_Exercise description_.
Print out every record exactly as it appears.

%%

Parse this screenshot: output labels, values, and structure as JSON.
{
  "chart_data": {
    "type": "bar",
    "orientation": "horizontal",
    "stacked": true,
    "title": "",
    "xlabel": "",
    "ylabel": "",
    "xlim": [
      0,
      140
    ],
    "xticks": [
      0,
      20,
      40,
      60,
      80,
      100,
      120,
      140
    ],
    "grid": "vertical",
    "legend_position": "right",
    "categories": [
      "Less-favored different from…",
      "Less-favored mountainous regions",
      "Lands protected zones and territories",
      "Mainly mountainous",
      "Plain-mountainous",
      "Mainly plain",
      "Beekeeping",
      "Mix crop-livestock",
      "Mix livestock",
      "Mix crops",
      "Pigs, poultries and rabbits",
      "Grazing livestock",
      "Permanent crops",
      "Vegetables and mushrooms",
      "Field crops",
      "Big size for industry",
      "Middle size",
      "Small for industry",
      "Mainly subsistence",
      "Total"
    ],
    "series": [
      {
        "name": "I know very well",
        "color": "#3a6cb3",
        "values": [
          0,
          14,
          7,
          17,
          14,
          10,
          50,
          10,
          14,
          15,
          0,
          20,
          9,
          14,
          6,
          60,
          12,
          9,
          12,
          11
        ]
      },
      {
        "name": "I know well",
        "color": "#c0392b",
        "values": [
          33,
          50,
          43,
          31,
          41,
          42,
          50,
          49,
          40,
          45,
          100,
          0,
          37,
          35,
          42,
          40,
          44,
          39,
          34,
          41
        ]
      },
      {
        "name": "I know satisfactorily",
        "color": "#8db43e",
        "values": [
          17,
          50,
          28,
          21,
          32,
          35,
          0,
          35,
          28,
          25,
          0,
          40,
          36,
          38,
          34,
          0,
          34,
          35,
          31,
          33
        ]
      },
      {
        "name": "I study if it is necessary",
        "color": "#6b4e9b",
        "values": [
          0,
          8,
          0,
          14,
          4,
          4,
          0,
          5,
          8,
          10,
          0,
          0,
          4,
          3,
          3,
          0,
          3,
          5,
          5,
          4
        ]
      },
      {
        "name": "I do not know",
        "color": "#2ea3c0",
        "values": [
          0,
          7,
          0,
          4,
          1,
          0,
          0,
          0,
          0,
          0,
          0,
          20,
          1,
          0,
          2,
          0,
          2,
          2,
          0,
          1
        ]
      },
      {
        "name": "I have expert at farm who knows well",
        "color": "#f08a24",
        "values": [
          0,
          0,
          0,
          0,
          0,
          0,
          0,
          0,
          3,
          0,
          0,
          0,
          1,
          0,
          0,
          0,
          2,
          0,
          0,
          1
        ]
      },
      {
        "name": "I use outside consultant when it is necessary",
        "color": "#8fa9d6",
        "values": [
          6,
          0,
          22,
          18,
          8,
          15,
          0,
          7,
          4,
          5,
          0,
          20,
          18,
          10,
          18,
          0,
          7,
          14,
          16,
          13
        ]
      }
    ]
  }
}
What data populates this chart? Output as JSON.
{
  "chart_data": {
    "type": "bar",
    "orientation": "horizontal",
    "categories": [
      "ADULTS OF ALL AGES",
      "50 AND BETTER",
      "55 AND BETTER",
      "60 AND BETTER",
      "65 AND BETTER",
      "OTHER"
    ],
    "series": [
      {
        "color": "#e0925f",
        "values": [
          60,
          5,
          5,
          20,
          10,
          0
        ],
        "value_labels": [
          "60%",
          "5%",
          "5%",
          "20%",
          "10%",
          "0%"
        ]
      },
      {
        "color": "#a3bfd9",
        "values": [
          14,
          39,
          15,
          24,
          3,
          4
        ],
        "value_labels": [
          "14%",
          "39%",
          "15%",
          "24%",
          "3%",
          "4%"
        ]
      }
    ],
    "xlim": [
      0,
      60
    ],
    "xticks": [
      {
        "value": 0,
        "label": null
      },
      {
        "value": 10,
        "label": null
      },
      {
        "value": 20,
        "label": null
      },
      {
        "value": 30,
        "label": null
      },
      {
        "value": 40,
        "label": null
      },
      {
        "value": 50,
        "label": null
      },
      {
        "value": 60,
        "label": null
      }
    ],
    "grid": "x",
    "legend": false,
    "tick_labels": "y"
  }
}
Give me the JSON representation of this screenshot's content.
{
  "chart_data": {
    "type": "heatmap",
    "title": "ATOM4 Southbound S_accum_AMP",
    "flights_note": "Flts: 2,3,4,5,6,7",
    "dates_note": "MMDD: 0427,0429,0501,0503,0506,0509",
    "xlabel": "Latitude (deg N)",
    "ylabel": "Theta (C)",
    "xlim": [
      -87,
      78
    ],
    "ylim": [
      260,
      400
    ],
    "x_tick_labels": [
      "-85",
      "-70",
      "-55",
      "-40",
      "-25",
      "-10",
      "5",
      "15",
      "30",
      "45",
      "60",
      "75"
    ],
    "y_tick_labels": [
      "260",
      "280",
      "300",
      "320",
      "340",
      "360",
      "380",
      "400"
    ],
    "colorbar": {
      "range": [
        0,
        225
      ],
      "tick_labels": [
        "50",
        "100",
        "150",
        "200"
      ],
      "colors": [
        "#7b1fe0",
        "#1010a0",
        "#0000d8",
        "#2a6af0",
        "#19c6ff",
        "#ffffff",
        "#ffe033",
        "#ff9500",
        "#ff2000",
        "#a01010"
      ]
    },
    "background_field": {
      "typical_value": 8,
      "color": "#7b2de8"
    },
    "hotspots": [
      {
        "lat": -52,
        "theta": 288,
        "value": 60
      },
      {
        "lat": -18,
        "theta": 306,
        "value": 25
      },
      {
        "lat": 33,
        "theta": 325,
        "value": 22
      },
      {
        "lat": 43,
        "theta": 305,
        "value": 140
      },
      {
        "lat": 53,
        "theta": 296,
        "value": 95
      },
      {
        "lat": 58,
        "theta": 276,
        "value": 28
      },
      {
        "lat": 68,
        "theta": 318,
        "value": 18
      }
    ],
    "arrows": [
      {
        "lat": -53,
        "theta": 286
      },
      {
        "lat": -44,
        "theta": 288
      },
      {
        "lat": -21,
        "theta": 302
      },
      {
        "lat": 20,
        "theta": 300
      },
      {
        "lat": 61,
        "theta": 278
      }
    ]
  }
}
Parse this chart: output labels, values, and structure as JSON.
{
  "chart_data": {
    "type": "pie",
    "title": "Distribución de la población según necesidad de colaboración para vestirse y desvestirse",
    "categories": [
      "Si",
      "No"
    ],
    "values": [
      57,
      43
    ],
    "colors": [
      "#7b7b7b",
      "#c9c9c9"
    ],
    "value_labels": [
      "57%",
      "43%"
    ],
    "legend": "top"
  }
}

%%

_Written answer_.
Parse this screenshot: output labels, values, and structure as JSON.
{
  "chart_data": {
    "type": "bar",
    "orientation": "horizontal",
    "stacked": true,
    "title": "",
    "xlabel": "",
    "ylabel": "",
    "xlim": [
      0,
      140
    ],
    "xticks": [
      0,
      20,
      40,
      60,
      80,
      100,
      120,
      140
    ],
    "grid": "vertical",
    "legend_position": "right",
    "categories": [
      "Less-favored different from…",
      "Less-favored mountainous regions",
      "Lands protected zones and territories",
      "Mainly mountainous",
      "Plain-mountainous",
      "Mainly plain",
      "Beekeeping",
      "Mix crop-livestock",
      "Mix livestock",
      "Mix crops",
      "Pigs, poultries and rabbits",
      "Grazing livestock",
      "Permanent crops",
      "Vegetables and mushrooms",
      "Field crops",
      "Big size for industry",
      "Middle size",
      "Small for industry",
      "Mainly subsistence",
      "Total"
    ],
    "series": [
      {
        "name": "I know very well",
        "color": "#3a6cb3",
        "values": [
          0,
          14,
          7,
          17,
          14,
          10,
          50,
          10,
          14,
          15,
          0,
          20,
          9,
          14,
          6,
          60,
          12,
          9,
          12,
          11
        ]
      },
      {
        "name": "I know well",
        "color": "#c0392b",
        "values": [
          33,
          50,
          43,
          31,
          41,
          42,
          50,
          49,
          40,
          45,
          100,
          0,
          37,
          35,
          42,
          40,
          44,
          39,
          34,
          41
        ]
      },
      {
        "name": "I know satisfactorily",
        "color": "#8db43e",
        "values": [
          17,
          50,
          28,
          21,
          32,
          35,
          0,
          35,
          28,
          25,
          0,
          40,
          36,
          38,
          34,
          0,
          34,
          35,
          31,
          33
        ]
      },
      {
        "name": "I study if it is necessary",
        "color": "#6b4e9b",
        "values": [
          0,
          8,
          0,
          14,
          4,
          4,
          0,
          5,
          8,
          10,
          0,
          0,
          4,
          3,
          3,
          0,
          3,
          5,
          5,
          4
        ]
      },
      {
        "name": "I do not know",
        "color": "#2ea3c0",
        "values": [
          0,
          7,
          0,
          4,
          1,
          0,
          0,
          0,
          0,
          0,
          0,
          20,
          1,
          0,
          2,
          0,
          2,
          2,
          0,
          1
        ]
      },
      {
        "name": "I have expert at farm who knows well",
        "color": "#f08a24",
        "values": [
          0,
          0,
          0,
          0,
          0,
          0,
          0,
          0,
          3,
          0,
          0,
          0,
          1,
          0,
          0,
          0,
          2,
          0,
          0,
          1
        ]
      },
      {
        "name": "I use outside consultant when it is necessary",
        "color": "#8fa9d6",
        "values": [
          6,
          0,
          22,
          18,
          8,
          15,
          0,
          7,
          4,
          5,
          0,
          20,
          18,
          10,
          18,
          0,
          7,
          14,
          16,
          13
        ]
      }
    ]
  }
}
What data populates this chart? Output as JSON.
{
  "chart_data": {
    "type": "bar",
    "orientation": "horizontal",
    "categories": [
      "ADULTS OF ALL AGES",
      "50 AND BETTER",
      "55 AND BETTER",
      "60 AND BETTER",
      "65 AND BETTER",
      "OTHER"
    ],
    "series": [
      {
        "color": "#e0925f",
        "values": [
          60,
          5,
          5,
          20,
          10,
          0
        ],
        "value_labels": [
          "60%",
          "5%",
          "5%",
          "20%",
          "10%",
          "0%"
        ]
      },
      {
        "color": "#a3bfd9",
        "values": [
          14,
          39,
          15,
          24,
          3,
          4
        ],
        "value_labels": [
          "14%",
          "39%",
          "15%",
          "24%",
          "3%",
          "4%"
        ]
      }
    ],
    "xlim": [
      0,
      60
    ],
    "xticks": [
      {
        "value": 0,
        "label": null
      },
      {
        "value": 10,
        "label": null
      },
      {
        "value": 20,
        "label": null
      },
      {
        "value": 30,
        "label": null
      },
      {
        "value": 40,
        "label": null
      },
      {
        "value": 50,
        "label": null
      },
      {
        "value": 60,
        "label": null
      }
    ],
    "grid": "x",
    "legend": false,
    "tick_labels": "y"
  }
}
Give me the JSON representation of this screenshot's content.
{
  "chart_data": {
    "type": "heatmap",
    "title": "ATOM4 Southbound S_accum_AMP",
    "flights_note": "Flts: 2,3,4,5,6,7",
    "dates_note": "MMDD: 0427,0429,0501,0503,0506,0509",
    "xlabel": "Latitude (deg N)",
    "ylabel": "Theta (C)",
    "xlim": [
      -87,
      78
    ],
    "ylim": [
      260,
      400
    ],
    "x_tick_labels": [
      "-85",
      "-70",
      "-55",
      "-40",
      "-25",
      "-10",
      "5",
      "15",
      "30",
      "45",
      "60",
      "75"
    ],
    "y_tick_labels": [
      "260",
      "280",
      "300",
      "320",
      "340",
      "360",
      "380",
      "400"
    ],
    "colorbar": {
      "range": [
        0,
        225
      ],
      "tick_labels": [
        "50",
        "100",
        "150",
        "200"
      ],
      "colors": [
        "#7b1fe0",
        "#1010a0",
        "#0000d8",
        "#2a6af0",
        "#19c6ff",
        "#ffffff",
        "#ffe033",
        "#ff9500",
        "#ff2000",
        "#a01010"
      ]
    },
    "background_field": {
      "typical_value": 8,
      "color": "#7b2de8"
    },
    "hotspots": [
      {
        "lat": -52,
        "theta": 288,
        "value": 60
      },
      {
        "lat": -18,
        "theta": 306,
        "value": 25
      },
      {
        "lat": 33,
        "theta": 325,
        "value": 22
      },
      {
        "lat": 43,
        "theta": 305,
        "value": 140
      },
      {
        "lat": 53,
        "theta": 296,
        "value": 95
      },
      {
        "lat": 58,
        "theta": 276,
        "value": 28
      },
      {
        "lat": 68,
        "theta": 318,
        "value": 18
      }
    ],
    "arrows": [
      {
        "lat": -53,
        "theta": 286
      },
      {
        "lat": -44,
        "theta": 288
      },
      {
        "lat": -21,
        "theta": 302
      },
      {
        "lat": 20,
        "theta": 300
      },
      {
        "lat": 61,
        "theta": 278
      }
    ]
  }
}
Parse this chart: output labels, values, and structure as JSON.
{
  "chart_data": {
    "type": "pie",
    "title": "Distribución de la población según necesidad de colaboración para vestirse y desvestirse",
    "categories": [
      "Si",
      "No"
    ],
    "values": [
      57,
      43
    ],
    "colors": [
      "#7b7b7b",
      "#c9c9c9"
    ],
    "value_labels": [
      "57%",
      "43%"
    ],
    "legend": "top"
  }
}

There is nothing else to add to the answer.